Description of the task:
Pull every line holding the string "XXXL" from the records below.

Data entries:
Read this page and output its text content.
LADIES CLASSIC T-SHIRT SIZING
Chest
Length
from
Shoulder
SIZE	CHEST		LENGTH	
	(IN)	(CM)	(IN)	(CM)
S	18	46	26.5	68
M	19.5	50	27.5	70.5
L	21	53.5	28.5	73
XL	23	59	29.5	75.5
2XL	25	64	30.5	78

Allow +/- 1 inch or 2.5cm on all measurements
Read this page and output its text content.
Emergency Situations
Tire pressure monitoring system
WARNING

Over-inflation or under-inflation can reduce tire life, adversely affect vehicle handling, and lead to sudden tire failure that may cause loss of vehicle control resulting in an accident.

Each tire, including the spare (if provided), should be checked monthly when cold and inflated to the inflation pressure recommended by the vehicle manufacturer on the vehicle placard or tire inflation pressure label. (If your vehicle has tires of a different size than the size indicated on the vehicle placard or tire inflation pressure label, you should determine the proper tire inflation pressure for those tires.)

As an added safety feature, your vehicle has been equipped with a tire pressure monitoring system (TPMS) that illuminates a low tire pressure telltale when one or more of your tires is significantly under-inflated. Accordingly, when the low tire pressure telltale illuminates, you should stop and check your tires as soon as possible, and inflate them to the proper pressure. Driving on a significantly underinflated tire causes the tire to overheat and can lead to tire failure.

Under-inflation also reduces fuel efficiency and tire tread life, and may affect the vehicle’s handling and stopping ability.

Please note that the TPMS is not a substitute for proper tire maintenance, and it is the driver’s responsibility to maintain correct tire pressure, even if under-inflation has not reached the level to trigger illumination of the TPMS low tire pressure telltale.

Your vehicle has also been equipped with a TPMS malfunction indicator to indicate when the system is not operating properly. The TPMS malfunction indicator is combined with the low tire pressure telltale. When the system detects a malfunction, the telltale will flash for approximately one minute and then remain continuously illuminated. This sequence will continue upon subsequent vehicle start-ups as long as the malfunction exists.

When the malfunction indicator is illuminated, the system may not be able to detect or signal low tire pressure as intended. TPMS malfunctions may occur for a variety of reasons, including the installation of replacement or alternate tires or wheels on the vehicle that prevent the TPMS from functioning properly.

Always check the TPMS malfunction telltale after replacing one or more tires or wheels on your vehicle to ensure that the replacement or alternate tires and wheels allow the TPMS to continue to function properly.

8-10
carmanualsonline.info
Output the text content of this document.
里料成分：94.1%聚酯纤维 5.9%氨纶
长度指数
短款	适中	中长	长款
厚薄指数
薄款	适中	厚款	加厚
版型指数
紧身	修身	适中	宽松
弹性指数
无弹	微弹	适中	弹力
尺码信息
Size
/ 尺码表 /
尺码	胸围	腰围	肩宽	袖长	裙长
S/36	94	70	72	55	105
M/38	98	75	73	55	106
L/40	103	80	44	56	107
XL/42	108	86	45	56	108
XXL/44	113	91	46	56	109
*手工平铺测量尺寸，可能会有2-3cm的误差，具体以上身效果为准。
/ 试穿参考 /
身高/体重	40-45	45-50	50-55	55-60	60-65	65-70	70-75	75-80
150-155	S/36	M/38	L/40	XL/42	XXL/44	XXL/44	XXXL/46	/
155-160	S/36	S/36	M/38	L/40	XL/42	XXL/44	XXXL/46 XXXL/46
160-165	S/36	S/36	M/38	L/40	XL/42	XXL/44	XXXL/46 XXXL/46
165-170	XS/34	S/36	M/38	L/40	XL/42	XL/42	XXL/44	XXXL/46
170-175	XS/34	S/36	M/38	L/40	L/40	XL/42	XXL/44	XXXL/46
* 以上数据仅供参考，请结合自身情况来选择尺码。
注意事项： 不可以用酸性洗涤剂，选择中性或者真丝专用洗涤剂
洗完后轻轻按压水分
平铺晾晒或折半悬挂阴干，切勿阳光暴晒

Complete response:
150-155	S/36	M/38	L/40	XL/42	XXL/44	XXL/44	XXXL/46	/
155-160	S/36	S/36	M/38	L/40	XL/42	XXL/44	XXXL/46 XXXL/46
160-165	S/36	S/36	M/38	L/40	XL/42	XXL/44	XXXL/46 XXXL/46
165-170	XS/34	S/36	M/38	L/40	XL/42	XL/42	XXL/44	XXXL/46
170-175	XS/34	S/36	M/38	L/40	L/40	XL/42	XXL/44	XXXL/46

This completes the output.